§ What you should do
Select each line where the word "that" appears.

— begin Records for the task —

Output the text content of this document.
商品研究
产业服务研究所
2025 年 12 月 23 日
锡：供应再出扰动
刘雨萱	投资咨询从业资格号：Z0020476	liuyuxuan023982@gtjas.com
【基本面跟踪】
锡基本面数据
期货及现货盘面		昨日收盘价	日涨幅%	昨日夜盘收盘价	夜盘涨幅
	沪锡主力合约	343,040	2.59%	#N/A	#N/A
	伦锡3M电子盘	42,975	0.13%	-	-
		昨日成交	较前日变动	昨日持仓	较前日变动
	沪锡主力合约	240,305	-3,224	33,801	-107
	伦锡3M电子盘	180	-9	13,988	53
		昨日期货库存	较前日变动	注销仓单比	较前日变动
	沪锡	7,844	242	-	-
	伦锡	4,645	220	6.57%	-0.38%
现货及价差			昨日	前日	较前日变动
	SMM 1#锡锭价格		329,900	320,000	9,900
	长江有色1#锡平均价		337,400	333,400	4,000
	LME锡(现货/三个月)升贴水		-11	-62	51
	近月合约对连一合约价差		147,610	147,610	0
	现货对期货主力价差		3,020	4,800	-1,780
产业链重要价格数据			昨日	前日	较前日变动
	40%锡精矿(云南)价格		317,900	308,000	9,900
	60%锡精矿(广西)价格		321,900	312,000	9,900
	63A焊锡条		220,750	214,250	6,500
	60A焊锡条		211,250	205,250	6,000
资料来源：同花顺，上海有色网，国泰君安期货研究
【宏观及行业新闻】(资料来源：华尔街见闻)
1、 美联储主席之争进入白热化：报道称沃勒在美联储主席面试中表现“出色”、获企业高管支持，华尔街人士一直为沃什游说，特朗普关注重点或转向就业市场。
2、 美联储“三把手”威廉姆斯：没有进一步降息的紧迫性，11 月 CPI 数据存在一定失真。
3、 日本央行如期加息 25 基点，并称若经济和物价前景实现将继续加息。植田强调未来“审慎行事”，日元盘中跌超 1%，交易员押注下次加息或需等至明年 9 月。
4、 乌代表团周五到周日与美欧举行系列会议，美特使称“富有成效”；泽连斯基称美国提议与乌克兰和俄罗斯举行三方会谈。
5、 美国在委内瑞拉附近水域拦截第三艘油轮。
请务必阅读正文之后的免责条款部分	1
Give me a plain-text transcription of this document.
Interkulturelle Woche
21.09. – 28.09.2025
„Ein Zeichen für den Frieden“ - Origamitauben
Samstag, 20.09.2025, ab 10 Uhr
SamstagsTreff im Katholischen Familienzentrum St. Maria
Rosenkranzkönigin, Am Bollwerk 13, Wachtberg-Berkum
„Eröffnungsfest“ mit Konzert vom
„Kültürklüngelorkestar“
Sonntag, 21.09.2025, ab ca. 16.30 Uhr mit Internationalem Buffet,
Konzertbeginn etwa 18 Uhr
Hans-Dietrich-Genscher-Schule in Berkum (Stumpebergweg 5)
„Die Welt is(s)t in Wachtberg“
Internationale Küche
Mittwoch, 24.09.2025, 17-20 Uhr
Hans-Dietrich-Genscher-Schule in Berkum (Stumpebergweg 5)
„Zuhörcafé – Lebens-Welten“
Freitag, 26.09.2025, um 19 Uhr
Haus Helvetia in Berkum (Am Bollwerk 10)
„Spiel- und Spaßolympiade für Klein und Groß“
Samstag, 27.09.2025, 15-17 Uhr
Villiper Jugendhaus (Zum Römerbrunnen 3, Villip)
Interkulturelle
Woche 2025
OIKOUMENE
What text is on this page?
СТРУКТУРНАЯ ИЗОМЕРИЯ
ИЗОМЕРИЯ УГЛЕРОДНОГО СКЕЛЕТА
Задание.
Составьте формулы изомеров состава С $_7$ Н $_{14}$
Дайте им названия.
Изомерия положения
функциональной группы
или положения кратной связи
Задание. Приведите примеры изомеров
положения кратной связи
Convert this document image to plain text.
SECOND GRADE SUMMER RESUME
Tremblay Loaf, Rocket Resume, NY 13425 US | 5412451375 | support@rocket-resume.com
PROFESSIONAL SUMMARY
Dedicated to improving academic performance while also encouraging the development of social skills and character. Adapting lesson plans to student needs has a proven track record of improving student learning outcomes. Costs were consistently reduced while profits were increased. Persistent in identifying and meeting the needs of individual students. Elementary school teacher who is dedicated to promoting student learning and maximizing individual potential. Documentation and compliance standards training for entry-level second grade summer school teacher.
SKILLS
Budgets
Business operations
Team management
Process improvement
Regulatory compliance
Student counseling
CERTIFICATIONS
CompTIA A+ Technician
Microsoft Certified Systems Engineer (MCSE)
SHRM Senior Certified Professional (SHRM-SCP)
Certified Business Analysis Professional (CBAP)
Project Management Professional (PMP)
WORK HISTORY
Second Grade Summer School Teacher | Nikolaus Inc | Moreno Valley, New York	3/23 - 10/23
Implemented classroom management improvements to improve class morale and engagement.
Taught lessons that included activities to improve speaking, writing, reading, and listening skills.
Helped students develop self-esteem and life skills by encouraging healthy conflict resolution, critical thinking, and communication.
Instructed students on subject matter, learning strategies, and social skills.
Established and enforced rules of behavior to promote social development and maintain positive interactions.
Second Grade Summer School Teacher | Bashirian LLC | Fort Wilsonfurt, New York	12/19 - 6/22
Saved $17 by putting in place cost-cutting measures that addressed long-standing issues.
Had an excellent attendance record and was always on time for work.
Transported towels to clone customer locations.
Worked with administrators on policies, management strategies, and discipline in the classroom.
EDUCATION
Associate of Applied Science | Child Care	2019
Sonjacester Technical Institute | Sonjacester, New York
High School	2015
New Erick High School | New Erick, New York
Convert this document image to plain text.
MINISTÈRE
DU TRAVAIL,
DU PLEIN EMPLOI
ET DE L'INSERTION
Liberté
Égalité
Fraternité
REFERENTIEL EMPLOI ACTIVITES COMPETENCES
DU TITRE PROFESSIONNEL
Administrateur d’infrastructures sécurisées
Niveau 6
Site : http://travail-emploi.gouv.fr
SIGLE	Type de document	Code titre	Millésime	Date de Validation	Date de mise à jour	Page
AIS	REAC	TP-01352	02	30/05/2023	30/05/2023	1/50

— end Records for the task —

§ Response for this exercise
Taught lessons that included activities to improve speaking, writing, reading, and listening skills.
Saved $17 by putting in place cost-cutting measures that addressed long-standing issues.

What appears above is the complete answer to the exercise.